- _Your task_: Write the number of lines holding the word "Cattle", and nothing else.

- _Record set_:

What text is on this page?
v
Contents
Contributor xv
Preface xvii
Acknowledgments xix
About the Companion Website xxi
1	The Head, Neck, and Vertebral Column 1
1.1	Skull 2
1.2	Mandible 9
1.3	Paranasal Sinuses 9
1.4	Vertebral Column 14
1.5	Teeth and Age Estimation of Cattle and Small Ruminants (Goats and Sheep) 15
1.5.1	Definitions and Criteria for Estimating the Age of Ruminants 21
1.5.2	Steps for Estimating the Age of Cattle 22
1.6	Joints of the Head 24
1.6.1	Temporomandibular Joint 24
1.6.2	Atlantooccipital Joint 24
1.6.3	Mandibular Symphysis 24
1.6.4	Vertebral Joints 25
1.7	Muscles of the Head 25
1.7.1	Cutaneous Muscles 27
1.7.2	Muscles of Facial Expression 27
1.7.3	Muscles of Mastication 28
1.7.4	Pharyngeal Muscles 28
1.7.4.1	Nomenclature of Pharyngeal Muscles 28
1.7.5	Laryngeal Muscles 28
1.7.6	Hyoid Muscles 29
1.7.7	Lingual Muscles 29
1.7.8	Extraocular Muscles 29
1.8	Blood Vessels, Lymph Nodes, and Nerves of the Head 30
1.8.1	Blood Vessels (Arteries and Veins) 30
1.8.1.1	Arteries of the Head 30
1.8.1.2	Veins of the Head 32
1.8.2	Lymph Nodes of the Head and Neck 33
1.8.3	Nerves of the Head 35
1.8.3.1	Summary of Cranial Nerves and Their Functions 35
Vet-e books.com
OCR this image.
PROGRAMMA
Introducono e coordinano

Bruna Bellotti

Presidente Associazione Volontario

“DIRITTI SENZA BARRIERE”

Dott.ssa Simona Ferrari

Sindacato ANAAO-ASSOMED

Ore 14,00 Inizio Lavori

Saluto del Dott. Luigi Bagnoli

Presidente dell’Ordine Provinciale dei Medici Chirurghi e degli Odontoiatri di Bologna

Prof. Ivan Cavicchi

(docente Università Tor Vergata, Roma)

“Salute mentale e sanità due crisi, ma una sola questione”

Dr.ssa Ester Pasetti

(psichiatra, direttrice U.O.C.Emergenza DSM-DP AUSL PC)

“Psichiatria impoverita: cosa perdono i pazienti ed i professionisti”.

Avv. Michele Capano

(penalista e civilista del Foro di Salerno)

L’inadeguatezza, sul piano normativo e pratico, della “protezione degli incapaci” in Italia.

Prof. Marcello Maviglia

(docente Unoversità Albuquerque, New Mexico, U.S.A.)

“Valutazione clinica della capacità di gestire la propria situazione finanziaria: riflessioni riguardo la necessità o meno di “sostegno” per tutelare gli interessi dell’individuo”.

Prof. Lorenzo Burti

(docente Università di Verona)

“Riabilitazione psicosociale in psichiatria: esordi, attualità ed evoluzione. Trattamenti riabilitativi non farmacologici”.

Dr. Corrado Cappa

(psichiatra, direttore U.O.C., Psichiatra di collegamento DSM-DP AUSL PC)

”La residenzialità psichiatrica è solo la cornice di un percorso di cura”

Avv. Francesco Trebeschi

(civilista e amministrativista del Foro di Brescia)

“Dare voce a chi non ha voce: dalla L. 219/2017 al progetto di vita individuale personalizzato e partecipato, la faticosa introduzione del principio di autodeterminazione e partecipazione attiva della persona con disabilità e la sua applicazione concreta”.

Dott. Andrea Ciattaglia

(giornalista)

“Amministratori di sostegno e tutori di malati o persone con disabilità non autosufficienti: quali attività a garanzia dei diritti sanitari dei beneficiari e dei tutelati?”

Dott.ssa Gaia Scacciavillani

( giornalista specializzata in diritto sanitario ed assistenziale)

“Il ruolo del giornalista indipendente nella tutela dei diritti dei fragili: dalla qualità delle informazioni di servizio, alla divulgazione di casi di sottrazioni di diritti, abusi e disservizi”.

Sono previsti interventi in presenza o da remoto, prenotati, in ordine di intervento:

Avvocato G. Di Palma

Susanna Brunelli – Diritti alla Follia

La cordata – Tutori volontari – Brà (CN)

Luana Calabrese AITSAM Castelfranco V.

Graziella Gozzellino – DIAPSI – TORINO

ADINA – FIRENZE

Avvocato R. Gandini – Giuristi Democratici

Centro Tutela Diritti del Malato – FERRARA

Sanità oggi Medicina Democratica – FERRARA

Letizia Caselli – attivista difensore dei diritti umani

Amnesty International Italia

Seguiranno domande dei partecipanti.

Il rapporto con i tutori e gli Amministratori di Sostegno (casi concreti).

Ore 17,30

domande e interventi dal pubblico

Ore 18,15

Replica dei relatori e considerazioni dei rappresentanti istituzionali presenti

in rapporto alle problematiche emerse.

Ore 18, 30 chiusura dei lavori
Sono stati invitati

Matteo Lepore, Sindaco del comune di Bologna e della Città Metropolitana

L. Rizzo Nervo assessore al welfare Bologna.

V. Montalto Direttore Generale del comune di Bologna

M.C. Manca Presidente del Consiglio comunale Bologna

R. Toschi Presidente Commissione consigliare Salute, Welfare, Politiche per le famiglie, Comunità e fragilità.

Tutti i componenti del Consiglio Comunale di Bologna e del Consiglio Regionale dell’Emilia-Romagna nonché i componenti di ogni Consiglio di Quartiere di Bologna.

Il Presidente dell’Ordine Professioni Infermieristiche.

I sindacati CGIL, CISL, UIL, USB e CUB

- _Exercise solution_: 2